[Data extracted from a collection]
-*-
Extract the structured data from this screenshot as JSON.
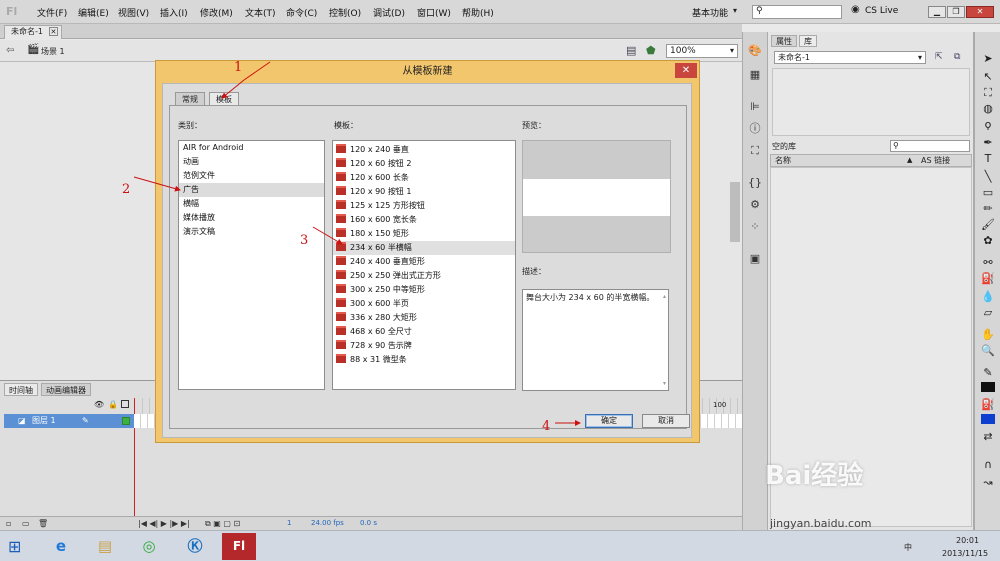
{
  "app": {
    "logo": "Fl",
    "menus": [
      "文件(F)",
      "编辑(E)",
      "视图(V)",
      "插入(I)",
      "修改(M)",
      "文本(T)",
      "命令(C)",
      "控制(O)",
      "调试(D)",
      "窗口(W)",
      "帮助(H)"
    ],
    "workspace": "基本功能",
    "cs_live": "CS Live"
  },
  "document": {
    "tab": "未命名-1",
    "scene": "场景 1",
    "zoom": "100%"
  },
  "timeline": {
    "tabs": [
      "时间轴",
      "动画编辑器"
    ],
    "layer_name": "图层 1",
    "frame_marker": "100",
    "frame": "1",
    "fps": "24.00 fps",
    "time": "0.0 s"
  },
  "library": {
    "tabs": [
      "属性",
      "库"
    ],
    "doc": "未命名-1",
    "empty_label": "空的库",
    "col_name": "名称",
    "col_linkage": "AS 链接"
  },
  "dialog": {
    "title": "从模板新建",
    "tabs": [
      "常规",
      "模板"
    ],
    "category_label": "类别：",
    "template_label": "模板：",
    "preview_label": "预览：",
    "desc_label": "描述：",
    "categories": [
      "AIR for Android",
      "动画",
      "范例文件",
      "广告",
      "横幅",
      "媒体播放",
      "演示文稿"
    ],
    "selected_category": 3,
    "templates": [
      "120 x 240 垂直",
      "120 x 60 按钮 2",
      "120 x 600 长条",
      "120 x 90 按钮 1",
      "125 x 125 方形按钮",
      "160 x 600 宽长条",
      "180 x 150 矩形",
      "234 x 60 半横幅",
      "240 x 400 垂直矩形",
      "250 x 250 弹出式正方形",
      "300 x 250 中等矩形",
      "300 x 600 半页",
      "336 x 280 大矩形",
      "468 x 60 全尺寸",
      "728 x 90 告示牌",
      "88 x 31 微型条"
    ],
    "selected_template": 7,
    "description": "舞台大小为 234 x 60 的半宽横幅。",
    "ok": "确定",
    "cancel": "取消"
  },
  "annotations": [
    "1",
    "2",
    "3",
    "4"
  ],
  "taskbar": {
    "time": "20:01",
    "date": "2013/11/15",
    "ime": "中"
  },
  "watermark": {
    "brand": "Bai经验",
    "url": "jingyan.baidu.com"
  },
  "colors": {
    "dialog_frame": "#f2c66c",
    "annotation": "#cc1111",
    "layer_selected": "#5b91d4"
  }
}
-*-
*Set exercise:*
Set the entries down again exactly. Do not include the images.

*Solution for this task:*
Extract the structured data from this screenshot as JSON.
{
  "app": {
    "logo": "Fl",
    "menus": [
      "文件(F)",
      "编辑(E)",
      "视图(V)",
      "插入(I)",
      "修改(M)",
      "文本(T)",
      "命令(C)",
      "控制(O)",
      "调试(D)",
      "窗口(W)",
      "帮助(H)"
    ],
    "workspace": "基本功能",
    "cs_live": "CS Live"
  },
  "document": {
    "tab": "未命名-1",
    "scene": "场景 1",
    "zoom": "100%"
  },
  "timeline": {
    "tabs": [
      "时间轴",
      "动画编辑器"
    ],
    "layer_name": "图层 1",
    "frame_marker": "100",
    "frame": "1",
    "fps": "24.00 fps",
    "time": "0.0 s"
  },
  "library": {
    "tabs": [
      "属性",
      "库"
    ],
    "doc": "未命名-1",
    "empty_label": "空的库",
    "col_name": "名称",
    "col_linkage": "AS 链接"
  },
  "dialog": {
    "title": "从模板新建",
    "tabs": [
      "常规",
      "模板"
    ],
    "category_label": "类别：",
    "template_label": "模板：",
    "preview_label": "预览：",
    "desc_label": "描述：",
    "categories": [
      "AIR for Android",
      "动画",
      "范例文件",
      "广告",
      "横幅",
      "媒体播放",
      "演示文稿"
    ],
    "selected_category": 3,
    "templates": [
      "120 x 240 垂直",
      "120 x 60 按钮 2",
      "120 x 600 长条",
      "120 x 90 按钮 1",
      "125 x 125 方形按钮",
      "160 x 600 宽长条",
      "180 x 150 矩形",
      "234 x 60 半横幅",
      "240 x 400 垂直矩形",
      "250 x 250 弹出式正方形",
      "300 x 250 中等矩形",
      "300 x 600 半页",
      "336 x 280 大矩形",
      "468 x 60 全尺寸",
      "728 x 90 告示牌",
      "88 x 31 微型条"
    ],
    "selected_template": 7,
    "description": "舞台大小为 234 x 60 的半宽横幅。",
    "ok": "确定",
    "cancel": "取消"
  },
  "annotations": [
    "1",
    "2",
    "3",
    "4"
  ],
  "taskbar": {
    "time": "20:01",
    "date": "2013/11/15",
    "ime": "中"
  },
  "watermark": {
    "brand": "Bai经验",
    "url": "jingyan.baidu.com"
  },
  "colors": {
    "dialog_frame": "#f2c66c",
    "annotation": "#cc1111",
    "layer_selected": "#5b91d4"
  }
}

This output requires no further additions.